# Property near Springfield Missouri for sale



## TxGypsy (Nov 23, 2006)

I have a couple of properties about 17 minutes drive from Springfield Missouri.
This is on the edge of a very small town. Your view is pasture but about a block down the road is a Dollar General (they are like dandelions in the spring popping up everywhere).
One property has 3 buildings that need some finishing but 2 are definitely livable. The largest has plumbing but the person I bought it from would tell me nothing about the waste disposal systems. The toilet has been in use, so there is something.
The other property is next to the first. It has a nice big RV cover on a concrete slab. There was a mobile home on there at one point....and another could easily be brought in.
Both properties have good municipal water and electric. Both properties are about 1/4 acre. Yes I will sell them together as well as separately.

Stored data

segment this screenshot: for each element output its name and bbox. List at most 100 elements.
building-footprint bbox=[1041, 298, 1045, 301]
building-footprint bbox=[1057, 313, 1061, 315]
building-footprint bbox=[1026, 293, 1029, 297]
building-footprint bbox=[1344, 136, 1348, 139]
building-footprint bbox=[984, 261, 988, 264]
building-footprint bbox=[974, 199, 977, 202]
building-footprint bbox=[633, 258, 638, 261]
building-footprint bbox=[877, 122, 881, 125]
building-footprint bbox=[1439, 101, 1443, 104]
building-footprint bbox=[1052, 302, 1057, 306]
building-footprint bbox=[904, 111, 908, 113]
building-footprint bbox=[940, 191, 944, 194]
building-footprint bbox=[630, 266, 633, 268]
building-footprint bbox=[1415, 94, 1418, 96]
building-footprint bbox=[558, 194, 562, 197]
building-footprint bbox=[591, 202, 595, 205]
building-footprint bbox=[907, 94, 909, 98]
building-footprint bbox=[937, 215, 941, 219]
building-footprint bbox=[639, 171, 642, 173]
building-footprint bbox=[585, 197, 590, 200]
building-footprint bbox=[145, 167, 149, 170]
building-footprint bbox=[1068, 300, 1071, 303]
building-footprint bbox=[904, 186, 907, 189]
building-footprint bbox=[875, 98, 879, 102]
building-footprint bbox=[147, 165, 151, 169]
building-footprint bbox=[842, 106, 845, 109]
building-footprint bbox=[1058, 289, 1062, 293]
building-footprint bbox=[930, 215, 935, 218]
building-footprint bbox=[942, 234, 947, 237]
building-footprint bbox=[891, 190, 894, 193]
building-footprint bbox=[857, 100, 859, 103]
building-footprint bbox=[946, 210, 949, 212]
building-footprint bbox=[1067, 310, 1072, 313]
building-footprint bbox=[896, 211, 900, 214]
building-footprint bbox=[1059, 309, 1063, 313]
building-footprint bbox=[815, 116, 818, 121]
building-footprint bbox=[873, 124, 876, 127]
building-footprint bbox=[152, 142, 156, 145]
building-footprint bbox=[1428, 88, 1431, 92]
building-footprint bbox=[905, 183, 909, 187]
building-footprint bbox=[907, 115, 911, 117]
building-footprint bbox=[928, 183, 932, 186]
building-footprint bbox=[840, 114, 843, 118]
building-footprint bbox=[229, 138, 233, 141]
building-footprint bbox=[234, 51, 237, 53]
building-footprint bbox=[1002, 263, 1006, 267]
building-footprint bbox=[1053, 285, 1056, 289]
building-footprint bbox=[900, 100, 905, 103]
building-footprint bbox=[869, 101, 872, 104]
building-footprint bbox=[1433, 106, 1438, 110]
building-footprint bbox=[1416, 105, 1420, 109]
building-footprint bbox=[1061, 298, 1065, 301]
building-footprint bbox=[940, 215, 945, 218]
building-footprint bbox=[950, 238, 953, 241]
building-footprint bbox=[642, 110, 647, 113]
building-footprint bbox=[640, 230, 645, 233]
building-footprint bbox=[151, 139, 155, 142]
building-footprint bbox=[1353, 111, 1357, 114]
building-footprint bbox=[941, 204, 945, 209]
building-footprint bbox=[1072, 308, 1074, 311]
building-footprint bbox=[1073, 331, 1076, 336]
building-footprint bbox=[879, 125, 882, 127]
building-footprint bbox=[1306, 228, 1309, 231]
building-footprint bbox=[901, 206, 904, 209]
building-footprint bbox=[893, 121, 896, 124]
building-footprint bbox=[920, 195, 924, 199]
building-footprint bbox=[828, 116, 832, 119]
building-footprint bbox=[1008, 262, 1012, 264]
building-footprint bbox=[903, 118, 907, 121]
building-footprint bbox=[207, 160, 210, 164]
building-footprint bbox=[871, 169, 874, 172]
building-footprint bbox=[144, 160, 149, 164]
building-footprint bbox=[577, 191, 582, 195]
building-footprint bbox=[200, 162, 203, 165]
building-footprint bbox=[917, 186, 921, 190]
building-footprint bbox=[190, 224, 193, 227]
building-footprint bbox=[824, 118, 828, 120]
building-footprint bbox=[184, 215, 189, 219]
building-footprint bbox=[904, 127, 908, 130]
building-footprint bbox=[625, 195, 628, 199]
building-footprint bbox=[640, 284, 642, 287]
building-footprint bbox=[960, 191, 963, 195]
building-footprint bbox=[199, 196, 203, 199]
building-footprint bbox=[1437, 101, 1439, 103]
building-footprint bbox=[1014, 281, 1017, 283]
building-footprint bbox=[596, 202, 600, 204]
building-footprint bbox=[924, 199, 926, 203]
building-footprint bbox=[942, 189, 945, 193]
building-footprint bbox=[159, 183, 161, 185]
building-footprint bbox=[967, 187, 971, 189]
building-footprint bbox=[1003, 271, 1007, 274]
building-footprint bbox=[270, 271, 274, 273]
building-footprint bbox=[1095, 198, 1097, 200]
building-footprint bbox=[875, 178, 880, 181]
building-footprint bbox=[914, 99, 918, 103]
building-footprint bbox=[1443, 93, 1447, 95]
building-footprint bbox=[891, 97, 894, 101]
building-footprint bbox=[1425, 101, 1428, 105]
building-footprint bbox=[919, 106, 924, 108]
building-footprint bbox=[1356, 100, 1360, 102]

_JOBS_:
(A) In the body of the Springfield property post, list every number written in numerals, in the order it appears.
(B) Copy the Springfield property post from "I have a couple" up to and including "well as separately.".
The listing is separate from the Springfield property post.

_EXPECTED RESULTS_:
(A) 17, 3, 2, 1/4

(B)
I have a couple of properties about 17 minutes drive from Springfield Missouri.
This is on the edge of a very small town. Your view is pasture but about a block down the road is a Dollar General (they are like dandelions in the spring popping up everywhere).
One property has 3 buildings that need some finishing but 2 are definitely livable. The largest has plumbing but the person I bought it from would tell me nothing about the waste disposal systems. The toilet has been in use, so there is something.
The other property is next to the first. It has a nice big RV cover on a concrete slab. There was a mobile home on there at one point....and another could easily be brought in.
Both properties have good municipal water and electric. Both properties are about 1/4 acre. Yes I will sell them together as well as separately.